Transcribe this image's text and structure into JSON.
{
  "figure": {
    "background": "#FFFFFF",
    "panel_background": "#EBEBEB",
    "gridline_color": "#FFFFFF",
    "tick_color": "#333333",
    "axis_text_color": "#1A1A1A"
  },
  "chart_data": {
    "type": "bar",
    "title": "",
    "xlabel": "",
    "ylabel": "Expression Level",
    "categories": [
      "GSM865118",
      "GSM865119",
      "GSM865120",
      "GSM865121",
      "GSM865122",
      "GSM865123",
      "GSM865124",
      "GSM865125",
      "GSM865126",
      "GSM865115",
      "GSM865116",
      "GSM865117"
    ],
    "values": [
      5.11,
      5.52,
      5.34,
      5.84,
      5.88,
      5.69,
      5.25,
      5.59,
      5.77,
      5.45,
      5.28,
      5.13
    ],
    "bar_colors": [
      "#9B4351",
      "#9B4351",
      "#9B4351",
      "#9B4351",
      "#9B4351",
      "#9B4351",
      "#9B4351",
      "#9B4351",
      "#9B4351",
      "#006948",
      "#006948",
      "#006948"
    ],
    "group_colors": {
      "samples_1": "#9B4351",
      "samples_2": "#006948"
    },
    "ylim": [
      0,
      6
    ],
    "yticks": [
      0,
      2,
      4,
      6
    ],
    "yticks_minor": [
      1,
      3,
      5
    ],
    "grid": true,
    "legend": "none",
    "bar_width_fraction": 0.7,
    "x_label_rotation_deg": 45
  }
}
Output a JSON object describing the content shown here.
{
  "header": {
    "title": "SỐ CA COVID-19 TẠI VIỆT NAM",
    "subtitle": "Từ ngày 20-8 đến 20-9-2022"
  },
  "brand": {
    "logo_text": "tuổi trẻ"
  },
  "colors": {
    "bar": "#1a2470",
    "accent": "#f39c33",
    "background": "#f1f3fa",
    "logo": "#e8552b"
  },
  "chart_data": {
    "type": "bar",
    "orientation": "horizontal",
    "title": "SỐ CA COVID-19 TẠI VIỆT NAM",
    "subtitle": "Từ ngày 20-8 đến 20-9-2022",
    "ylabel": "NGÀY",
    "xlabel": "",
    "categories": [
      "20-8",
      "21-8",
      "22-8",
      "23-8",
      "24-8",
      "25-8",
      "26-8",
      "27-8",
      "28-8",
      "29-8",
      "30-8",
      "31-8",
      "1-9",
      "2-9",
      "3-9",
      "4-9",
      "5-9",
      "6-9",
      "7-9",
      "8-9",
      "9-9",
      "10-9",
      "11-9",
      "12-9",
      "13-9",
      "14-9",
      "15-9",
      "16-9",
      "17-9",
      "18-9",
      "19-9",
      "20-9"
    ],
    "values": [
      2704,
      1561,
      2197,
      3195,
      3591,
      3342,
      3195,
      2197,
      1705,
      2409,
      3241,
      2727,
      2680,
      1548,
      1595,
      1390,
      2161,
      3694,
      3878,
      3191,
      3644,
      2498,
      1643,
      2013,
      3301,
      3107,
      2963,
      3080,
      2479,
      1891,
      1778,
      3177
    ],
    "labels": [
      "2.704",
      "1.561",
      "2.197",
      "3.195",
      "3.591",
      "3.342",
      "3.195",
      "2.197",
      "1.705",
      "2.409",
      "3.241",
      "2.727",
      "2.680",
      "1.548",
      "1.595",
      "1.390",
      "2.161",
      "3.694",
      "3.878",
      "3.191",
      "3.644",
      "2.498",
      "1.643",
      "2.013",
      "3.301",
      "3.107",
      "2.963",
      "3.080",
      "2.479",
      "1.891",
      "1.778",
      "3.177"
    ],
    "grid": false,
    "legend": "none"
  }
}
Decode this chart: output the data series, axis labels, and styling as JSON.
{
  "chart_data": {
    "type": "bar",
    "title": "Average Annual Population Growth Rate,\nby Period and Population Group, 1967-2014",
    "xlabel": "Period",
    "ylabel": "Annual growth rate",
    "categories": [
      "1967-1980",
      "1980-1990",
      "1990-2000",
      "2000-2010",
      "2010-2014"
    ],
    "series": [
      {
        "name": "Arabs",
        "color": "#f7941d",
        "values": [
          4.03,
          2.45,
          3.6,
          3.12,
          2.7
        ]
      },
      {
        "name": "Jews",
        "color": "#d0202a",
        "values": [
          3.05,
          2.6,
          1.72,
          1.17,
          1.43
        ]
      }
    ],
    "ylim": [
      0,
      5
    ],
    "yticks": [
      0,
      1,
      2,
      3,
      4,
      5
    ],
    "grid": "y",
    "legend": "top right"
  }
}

..............................

Do this: Transcribe the whole listing exactly.

Output for this exercise:
Transcribe this image's text and structure into JSON.
{
  "figure": {
    "background": "#FFFFFF",
    "panel_background": "#EBEBEB",
    "gridline_color": "#FFFFFF",
    "tick_color": "#333333",
    "axis_text_color": "#1A1A1A"
  },
  "chart_data": {
    "type": "bar",
    "title": "",
    "xlabel": "",
    "ylabel": "Expression Level",
    "categories": [
      "GSM865118",
      "GSM865119",
      "GSM865120",
      "GSM865121",
      "GSM865122",
      "GSM865123",
      "GSM865124",
      "GSM865125",
      "GSM865126",
      "GSM865115",
      "GSM865116",
      "GSM865117"
    ],
    "values": [
      5.11,
      5.52,
      5.34,
      5.84,
      5.88,
      5.69,
      5.25,
      5.59,
      5.77,
      5.45,
      5.28,
      5.13
    ],
    "bar_colors": [
      "#9B4351",
      "#9B4351",
      "#9B4351",
      "#9B4351",
      "#9B4351",
      "#9B4351",
      "#9B4351",
      "#9B4351",
      "#9B4351",
      "#006948",
      "#006948",
      "#006948"
    ],
    "group_colors": {
      "samples_1": "#9B4351",
      "samples_2": "#006948"
    },
    "ylim": [
      0,
      6
    ],
    "yticks": [
      0,
      2,
      4,
      6
    ],
    "yticks_minor": [
      1,
      3,
      5
    ],
    "grid": true,
    "legend": "none",
    "bar_width_fraction": 0.7,
    "x_label_rotation_deg": 45
  }
}
Output a JSON object describing the content shown here.
{
  "header": {
    "title": "SỐ CA COVID-19 TẠI VIỆT NAM",
    "subtitle": "Từ ngày 20-8 đến 20-9-2022"
  },
  "brand": {
    "logo_text": "tuổi trẻ"
  },
  "colors": {
    "bar": "#1a2470",
    "accent": "#f39c33",
    "background": "#f1f3fa",
    "logo": "#e8552b"
  },
  "chart_data": {
    "type": "bar",
    "orientation": "horizontal",
    "title": "SỐ CA COVID-19 TẠI VIỆT NAM",
    "subtitle": "Từ ngày 20-8 đến 20-9-2022",
    "ylabel": "NGÀY",
    "xlabel": "",
    "categories": [
      "20-8",
      "21-8",
      "22-8",
      "23-8",
      "24-8",
      "25-8",
      "26-8",
      "27-8",
      "28-8",
      "29-8",
      "30-8",
      "31-8",
      "1-9",
      "2-9",
      "3-9",
      "4-9",
      "5-9",
      "6-9",
      "7-9",
      "8-9",
      "9-9",
      "10-9",
      "11-9",
      "12-9",
      "13-9",
      "14-9",
      "15-9",
      "16-9",
      "17-9",
      "18-9",
      "19-9",
      "20-9"
    ],
    "values": [
      2704,
      1561,
      2197,
      3195,
      3591,
      3342,
      3195,
      2197,
      1705,
      2409,
      3241,
      2727,
      2680,
      1548,
      1595,
      1390,
      2161,
      3694,
      3878,
      3191,
      3644,
      2498,
      1643,
      2013,
      3301,
      3107,
      2963,
      3080,
      2479,
      1891,
      1778,
      3177
    ],
    "labels": [
      "2.704",
      "1.561",
      "2.197",
      "3.195",
      "3.591",
      "3.342",
      "3.195",
      "2.197",
      "1.705",
      "2.409",
      "3.241",
      "2.727",
      "2.680",
      "1.548",
      "1.595",
      "1.390",
      "2.161",
      "3.694",
      "3.878",
      "3.191",
      "3.644",
      "2.498",
      "1.643",
      "2.013",
      "3.301",
      "3.107",
      "2.963",
      "3.080",
      "2.479",
      "1.891",
      "1.778",
      "3.177"
    ],
    "grid": false,
    "legend": "none"
  }
}
Decode this chart: output the data series, axis labels, and styling as JSON.
{
  "chart_data": {
    "type": "bar",
    "title": "Average Annual Population Growth Rate,\nby Period and Population Group, 1967-2014",
    "xlabel": "Period",
    "ylabel": "Annual growth rate",
    "categories": [
      "1967-1980",
      "1980-1990",
      "1990-2000",
      "2000-2010",
      "2010-2014"
    ],
    "series": [
      {
        "name": "Arabs",
        "color": "#f7941d",
        "values": [
          4.03,
          2.45,
          3.6,
          3.12,
          2.7
        ]
      },
      {
        "name": "Jews",
        "color": "#d0202a",
        "values": [
          3.05,
          2.6,
          1.72,
          1.17,
          1.43
        ]
      }
    ],
    "ylim": [
      0,
      5
    ],
    "yticks": [
      0,
      1,
      2,
      3,
      4,
      5
    ],
    "grid": "y",
    "legend": "top right"
  }
}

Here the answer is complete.